12 Monkeys 4K HDR

Although Chris Marker's 1962 short film La Jetee is part of the basic text in film schools across the country, the time travel photo play was generally unknown to mass audiences.  Which made its clever conceit of a man witnessing his own death as a child the perfect starting place for Twelve Monkeys (1995), a much more elaborate (and needlessly complicated) extrapolation of Marker's themes of love, loss and memory.

A post-apocalyptic "volunteer" sent back to the '90s to gather information on the disease that will destroy humanity, James Cole (Bruce Willis) is promptly locked up in a mental institution where he befriends fellow inmate Jeffrey Goines (Brad Pitt).  A genuine psychotic with nihilistic tendencies, Goines is in turn inspired by James' alternate reality, plotting to use his father's medical research facility to return the world to its true owners: the animals.  James eventually convinces his psychiatrist Madeleine Stowe) to help put a stop to the self-anointed Army of the Twelve Monkeys, and prevent the future he might have inadvertently created.

**Records:**
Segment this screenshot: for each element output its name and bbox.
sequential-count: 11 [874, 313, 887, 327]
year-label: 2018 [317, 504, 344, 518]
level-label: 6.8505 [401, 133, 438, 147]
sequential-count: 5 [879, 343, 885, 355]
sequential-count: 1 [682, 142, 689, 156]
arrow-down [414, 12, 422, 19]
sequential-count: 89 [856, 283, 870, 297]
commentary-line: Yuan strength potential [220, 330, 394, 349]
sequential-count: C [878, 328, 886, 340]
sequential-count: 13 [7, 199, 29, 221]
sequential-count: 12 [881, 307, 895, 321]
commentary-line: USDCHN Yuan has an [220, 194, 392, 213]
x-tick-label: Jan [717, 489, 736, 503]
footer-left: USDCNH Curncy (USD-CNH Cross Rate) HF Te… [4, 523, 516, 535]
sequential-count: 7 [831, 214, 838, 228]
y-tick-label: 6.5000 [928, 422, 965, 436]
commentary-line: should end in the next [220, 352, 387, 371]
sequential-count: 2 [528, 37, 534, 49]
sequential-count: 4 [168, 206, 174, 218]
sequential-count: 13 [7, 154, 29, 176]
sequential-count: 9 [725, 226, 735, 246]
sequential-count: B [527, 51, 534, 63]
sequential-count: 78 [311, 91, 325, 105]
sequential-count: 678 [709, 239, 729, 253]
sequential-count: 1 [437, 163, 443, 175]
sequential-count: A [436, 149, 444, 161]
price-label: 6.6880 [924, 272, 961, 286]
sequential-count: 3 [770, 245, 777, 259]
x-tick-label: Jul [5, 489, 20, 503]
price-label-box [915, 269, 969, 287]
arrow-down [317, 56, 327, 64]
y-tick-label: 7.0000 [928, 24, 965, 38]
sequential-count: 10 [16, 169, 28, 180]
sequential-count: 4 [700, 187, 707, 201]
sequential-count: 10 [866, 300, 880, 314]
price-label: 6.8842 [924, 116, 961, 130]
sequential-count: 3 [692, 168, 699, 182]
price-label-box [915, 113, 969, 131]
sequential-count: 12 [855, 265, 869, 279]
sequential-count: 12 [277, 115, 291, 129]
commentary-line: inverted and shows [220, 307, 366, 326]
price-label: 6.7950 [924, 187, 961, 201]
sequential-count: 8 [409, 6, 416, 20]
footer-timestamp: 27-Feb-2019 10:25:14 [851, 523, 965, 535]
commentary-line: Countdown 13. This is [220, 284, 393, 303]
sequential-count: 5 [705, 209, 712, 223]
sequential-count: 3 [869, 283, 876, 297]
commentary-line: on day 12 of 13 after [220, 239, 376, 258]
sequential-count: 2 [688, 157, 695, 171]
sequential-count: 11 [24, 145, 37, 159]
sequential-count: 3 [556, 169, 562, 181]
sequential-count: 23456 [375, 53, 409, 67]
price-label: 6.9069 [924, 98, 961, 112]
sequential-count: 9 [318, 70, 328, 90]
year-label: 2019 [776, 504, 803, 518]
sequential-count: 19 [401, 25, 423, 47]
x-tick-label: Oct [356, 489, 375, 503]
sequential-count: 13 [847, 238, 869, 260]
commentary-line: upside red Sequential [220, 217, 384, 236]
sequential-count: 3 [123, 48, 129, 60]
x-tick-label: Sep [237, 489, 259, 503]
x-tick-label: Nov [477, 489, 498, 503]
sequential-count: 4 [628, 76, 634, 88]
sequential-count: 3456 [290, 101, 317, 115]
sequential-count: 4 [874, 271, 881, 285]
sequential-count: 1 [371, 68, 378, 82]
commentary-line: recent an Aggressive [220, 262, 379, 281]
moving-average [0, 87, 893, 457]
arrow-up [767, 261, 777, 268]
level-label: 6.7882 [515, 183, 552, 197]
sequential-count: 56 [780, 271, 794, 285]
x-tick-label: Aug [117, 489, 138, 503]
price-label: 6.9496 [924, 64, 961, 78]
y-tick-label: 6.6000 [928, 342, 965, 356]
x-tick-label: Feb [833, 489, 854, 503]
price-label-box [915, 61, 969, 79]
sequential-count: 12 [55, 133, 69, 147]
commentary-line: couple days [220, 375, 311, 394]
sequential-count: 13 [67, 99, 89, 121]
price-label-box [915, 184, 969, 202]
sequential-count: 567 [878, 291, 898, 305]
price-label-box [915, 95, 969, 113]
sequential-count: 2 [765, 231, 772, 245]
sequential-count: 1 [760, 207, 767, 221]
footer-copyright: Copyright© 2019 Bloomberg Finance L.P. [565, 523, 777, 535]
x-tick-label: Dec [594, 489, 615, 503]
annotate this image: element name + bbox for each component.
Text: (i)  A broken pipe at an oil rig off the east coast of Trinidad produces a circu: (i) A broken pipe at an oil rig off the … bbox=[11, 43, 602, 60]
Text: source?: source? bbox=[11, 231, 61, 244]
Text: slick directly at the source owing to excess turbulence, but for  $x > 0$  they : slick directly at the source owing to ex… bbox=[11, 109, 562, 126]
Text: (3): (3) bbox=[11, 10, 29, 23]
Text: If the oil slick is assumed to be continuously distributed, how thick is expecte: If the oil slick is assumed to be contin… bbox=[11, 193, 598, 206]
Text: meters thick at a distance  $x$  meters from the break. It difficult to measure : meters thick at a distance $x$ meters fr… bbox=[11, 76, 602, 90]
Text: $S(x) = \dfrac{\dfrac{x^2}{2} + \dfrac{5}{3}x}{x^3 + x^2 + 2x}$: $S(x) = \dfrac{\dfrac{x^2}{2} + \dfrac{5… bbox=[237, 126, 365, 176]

**What you need to do:**
A – Reproduce the passage of the 12 Monkeys review that begins at the words "12 Monkeys 4K" and stops after "loss and memory.".
B – According to the 12 Monkeys review, why was La Jetee's conceit of a man witnessing his own death as a child the perfect starting place for Twelve Monkeys? Answer in one to three sentences.
C – Decide whether each statement agrees with the 12 Monkeys review, answering yes or no and quoting the deciding words: (i) La Jetee was made in 1962. (ii) James Cole is sent back to the '80s. (iii) Goines plots to use his father's medical research facility.
The records have no connection to the 12 Monkeys review.

**Solutions to the tasks:**
A –
12 Monkeys 4K HDR

Although Chris Marker's 1962 short film La Jetee is part of the basic text in film schools across the country, the time travel photo play was generally unknown to mass audiences.  Which made its clever conceit of a man witnessing his own death as a child the perfect starting place for Twelve Monkeys (1995), a much more elaborate (and needlessly complicated) extrapolation of Marker's themes of love, loss and memory.

B – Although La Jetee is part of the basic text in film schools across the country, it was generally unknown to mass audiences. That made its conceit the perfect starting place for Twelve Monkeys.

C –
(i) Yes: "Chris Marker's 1962 short film La Jetee"
(ii) No: "sent back to the '90s"
(iii) Yes: "plotting to use his father's medical research facility"